WRITTEN TASK 1 ▸ From the IF-FUZ methodology excerpt, return the passage between "The raw images" and "portion of Fig. 1.", inclusive.
WRITTEN TASK 2 ▸ In the IF-FUZ methodology excerpt, list every technique applied to the raw thermal images during image pre-processing.

PAGE EXCERPT ▸
The remaining of the paper is organized as follows: Sect. 2 describes the proposed methodology. Section 3 discusses the experimental framework including results and discussion. Finally, the conclusion and future scope are presented in Sect. 4.

2 Proposed Methodology

In this section, we discuss image pre-processing followed by feature extraction and finally the fuzzy inference system for recognizing the animals from thermal images. The proposed model is entitled “IF-FUZ” with reference to the invariant features and fuzzy logic. Figure 1 depicts the flow of the proposed model.

Fig. 1
figure 1

Flow of proposed IF-FUZ

2.1 Image Pre-processing

The raw images captured from the thermal camera are not appropriate for recognition. We follow a series of steps for pre-processing the image [18]. First, we use Gamma correction to correct the luminance of the image followed by histogram equalization to enhance the contrast. Next, we apply gradient-based guided edge-aware smoothing filter to smoothen the image. The edge-aware filter preserves the edges of the image and retains the structure of the animal despite smoothing. Finally, we segment the object of interest by applying basic thresholding function. The outcome from each of the pre-processing step is given in the top portion of Fig. 1.

2.2 Feature Extraction

The feature extraction involves extracting the most informative data from the image. Different features have different capabilities and we consider a fusion of features. The first set of features to be extracted is the Zernike feature which is invariant to scaling, translation, and rotation. Animal do not pose for cameras and they can be in any form when captured. Hence, the invariant property of Zernike is the one of the most appropriate features for animals. The next feature captures the skeleton properties of the animal. In some cases, when the animals are de-formed or occluded, the skeleton information is most informative as it is robust to shape noise, deformation and non-rigid transformations. Illumination problem is yet another factor affecting the animal recognition. In such cases, illumination invariant features like Local Binary Pattern (LBP) can be useful. Finally, we also extract the shape of the animal using a fusion of Statistical model-based methods (SMM) and Multi-index Active Model (MAM).

DATASET EXCERPT ▸
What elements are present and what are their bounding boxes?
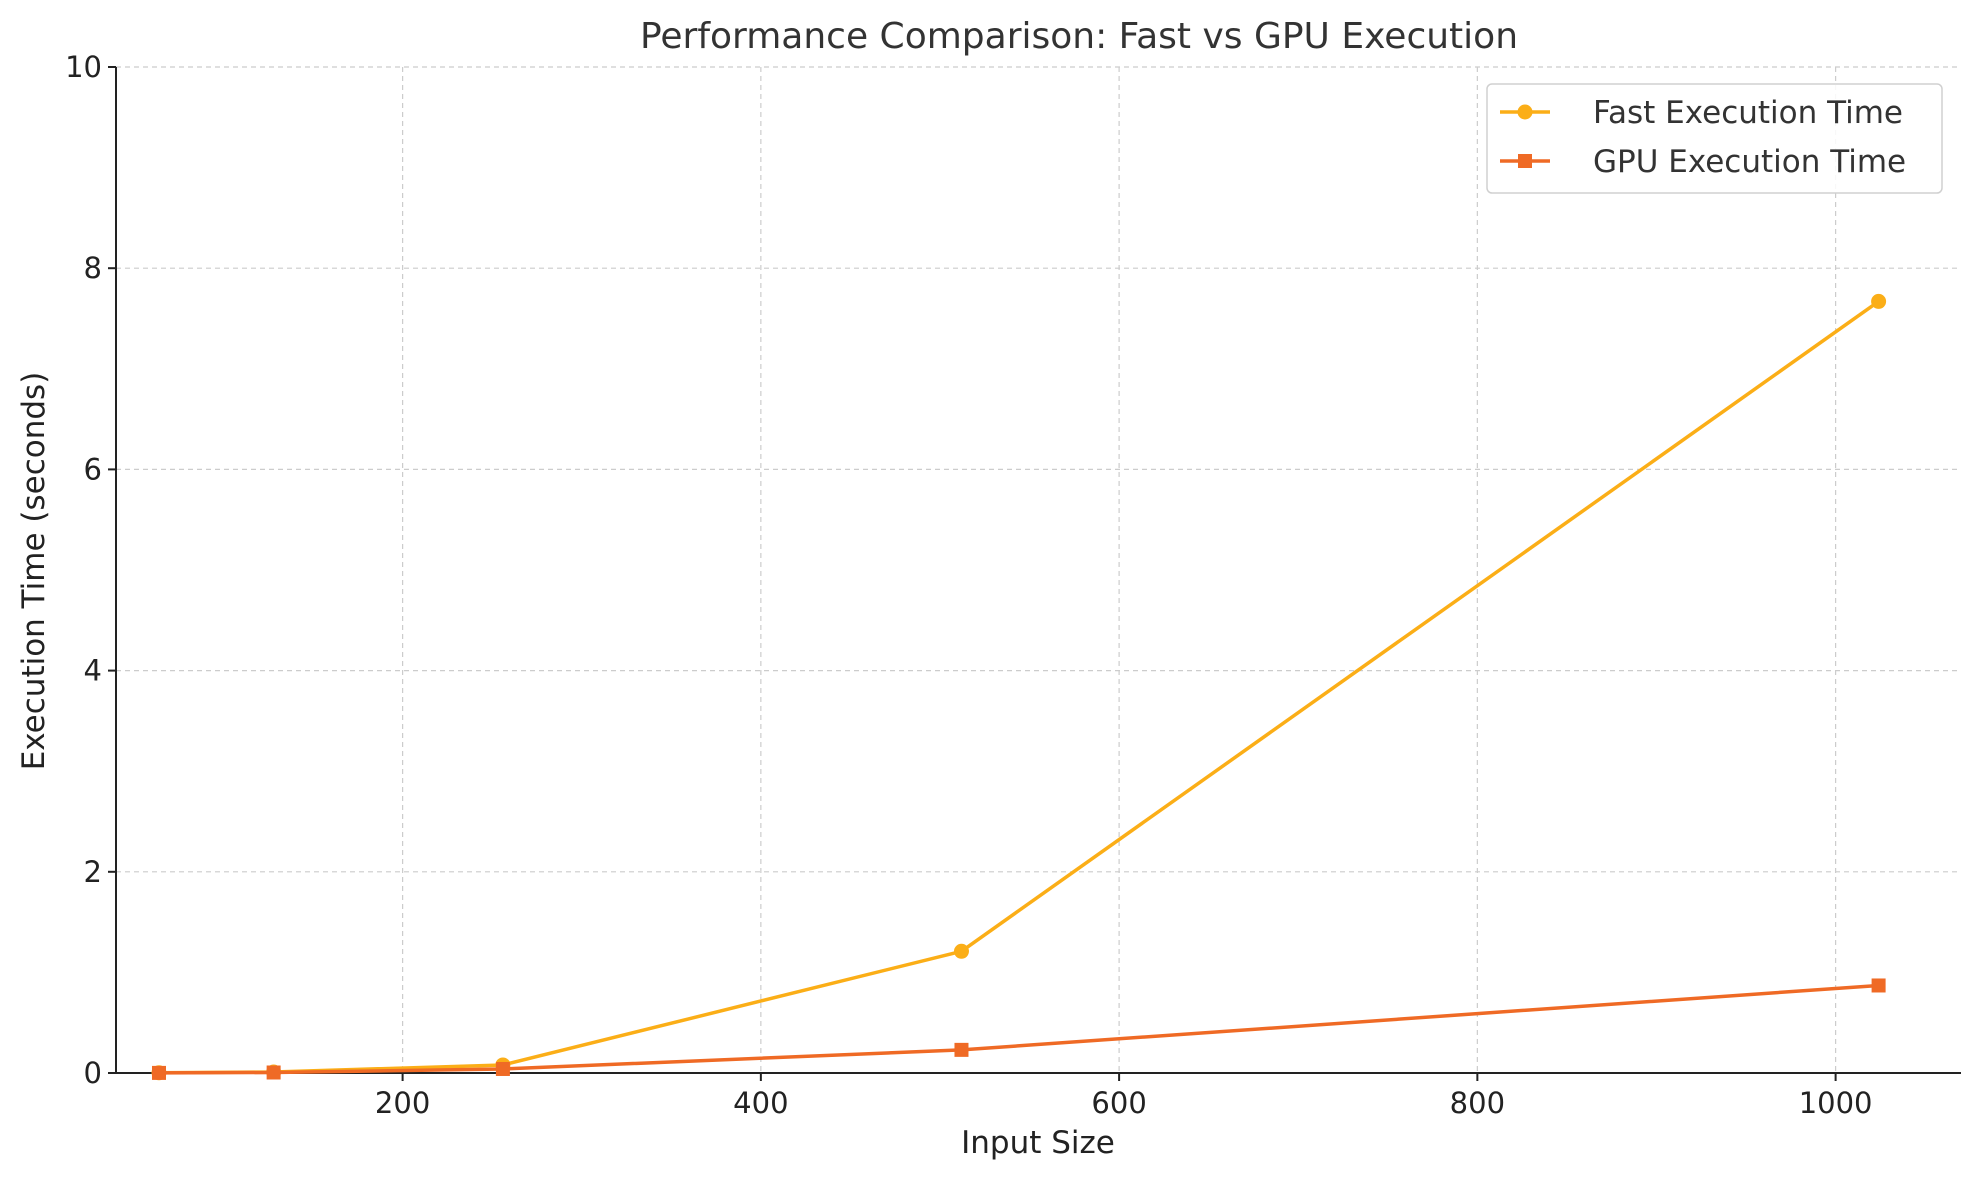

TASK RESPONSE 1 ▸
The raw images captured from the thermal camera are not appropriate for recognition. We follow a series of steps for pre-processing the image [18]. First, we use Gamma correction to correct the luminance of the image followed by histogram equalization to enhance the contrast. Next, we apply gradient-based guided edge-aware smoothing filter to smoothen the image. The edge-aware filter preserves the edges of the image and retains the structure of the animal despite smoothing. Finally, we segment the object of interest by applying basic thresholding function. The outcome from each of the pre-processing step is given in the top portion of Fig. 1.

TASK RESPONSE 2 ▸
- Gamma correction
- Histogram equalization
- Gradient-based guided edge-aware smoothing filter
- Basic thresholding function